Task description: Search the material for "processes" and show all lines that contain it.

"""

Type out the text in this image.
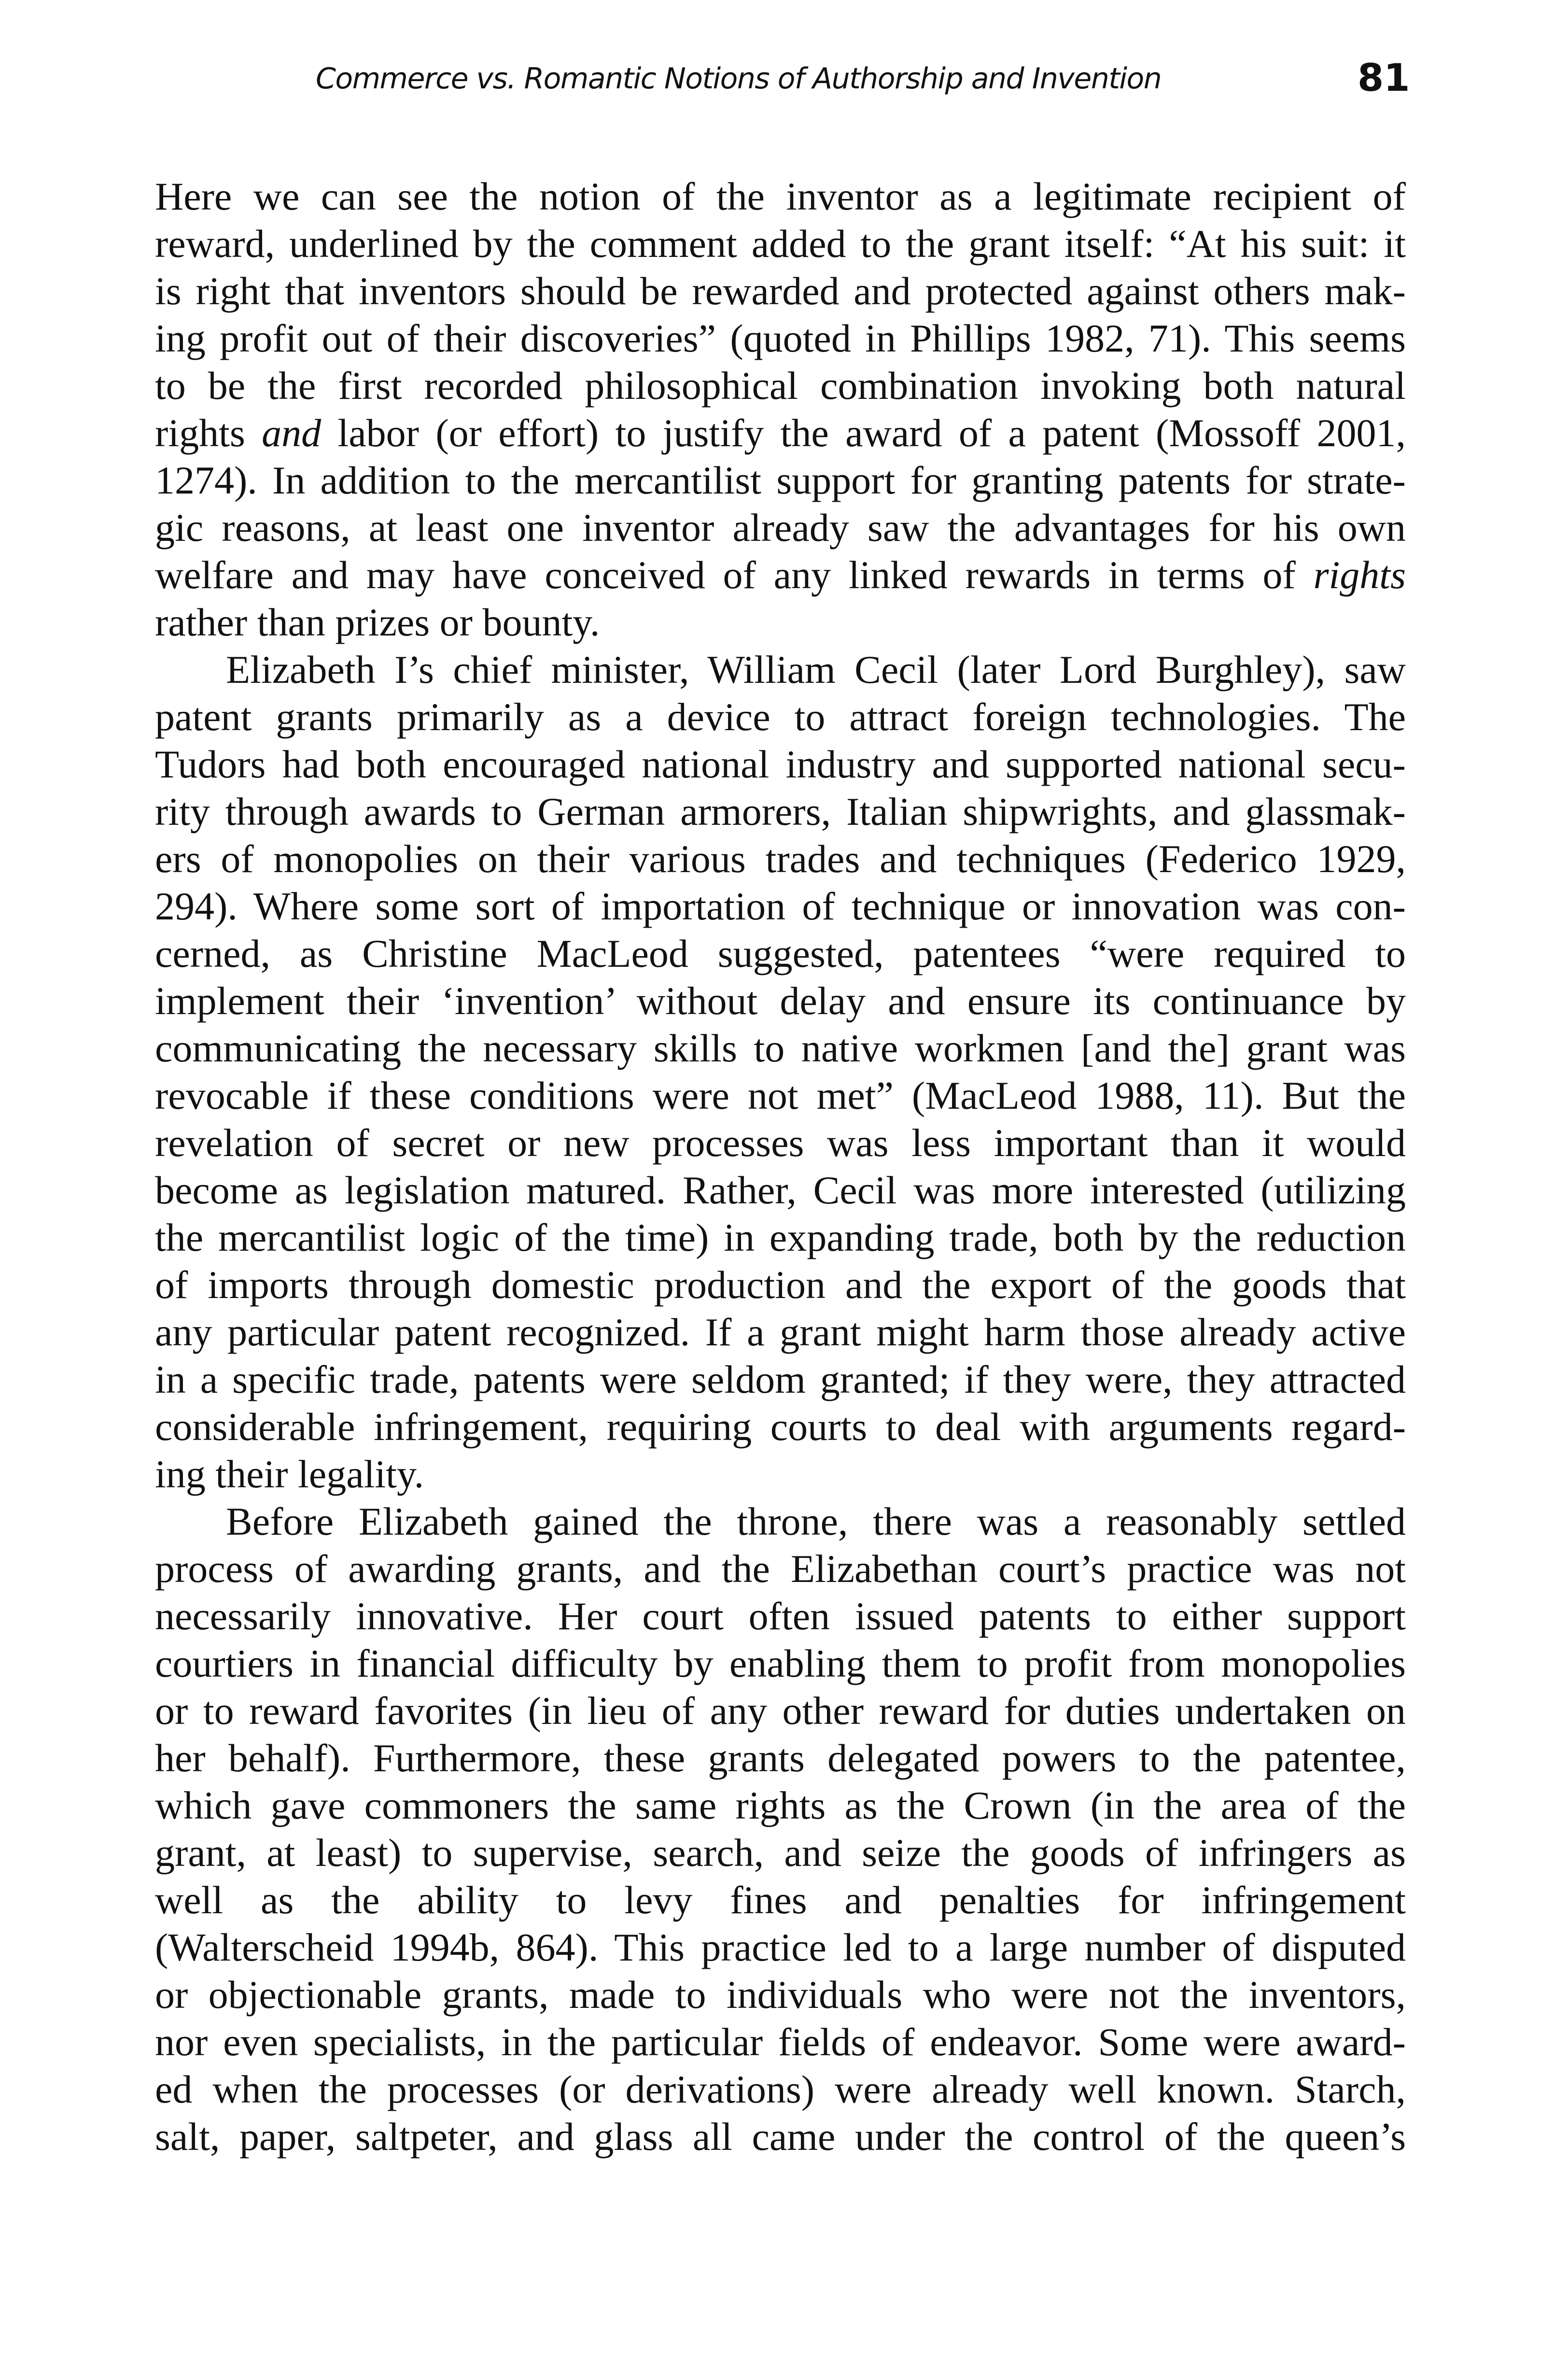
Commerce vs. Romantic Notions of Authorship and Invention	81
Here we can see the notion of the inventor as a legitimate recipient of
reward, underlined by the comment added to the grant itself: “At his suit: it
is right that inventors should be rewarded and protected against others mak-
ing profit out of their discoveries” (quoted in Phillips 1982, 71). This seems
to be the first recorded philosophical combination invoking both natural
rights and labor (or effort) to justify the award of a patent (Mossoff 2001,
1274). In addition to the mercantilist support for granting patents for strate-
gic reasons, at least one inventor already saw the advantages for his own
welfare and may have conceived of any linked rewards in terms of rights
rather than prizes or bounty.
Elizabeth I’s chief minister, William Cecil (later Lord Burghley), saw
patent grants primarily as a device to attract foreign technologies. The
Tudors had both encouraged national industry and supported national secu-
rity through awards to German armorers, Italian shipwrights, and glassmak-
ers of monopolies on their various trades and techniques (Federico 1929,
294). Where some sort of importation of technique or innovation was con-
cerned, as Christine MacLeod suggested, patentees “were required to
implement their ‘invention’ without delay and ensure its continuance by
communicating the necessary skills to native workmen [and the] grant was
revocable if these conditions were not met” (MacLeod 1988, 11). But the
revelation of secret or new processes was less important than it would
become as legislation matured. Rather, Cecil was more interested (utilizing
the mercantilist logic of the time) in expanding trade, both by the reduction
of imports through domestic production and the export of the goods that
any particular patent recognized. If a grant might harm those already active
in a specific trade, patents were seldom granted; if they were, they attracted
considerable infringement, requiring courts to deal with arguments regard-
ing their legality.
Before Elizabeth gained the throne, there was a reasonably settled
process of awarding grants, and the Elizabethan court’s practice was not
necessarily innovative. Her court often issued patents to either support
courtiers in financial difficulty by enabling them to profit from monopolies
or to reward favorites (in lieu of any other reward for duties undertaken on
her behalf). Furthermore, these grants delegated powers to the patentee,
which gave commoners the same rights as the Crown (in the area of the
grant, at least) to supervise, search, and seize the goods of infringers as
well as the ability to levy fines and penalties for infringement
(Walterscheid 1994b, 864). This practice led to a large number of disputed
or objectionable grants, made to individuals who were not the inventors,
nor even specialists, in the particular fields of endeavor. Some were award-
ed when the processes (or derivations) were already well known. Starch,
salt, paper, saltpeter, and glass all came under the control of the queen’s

"""

Task response:
revelation of secret or new processes was less important than it would
ed when the processes (or derivations) were already well known. Starch,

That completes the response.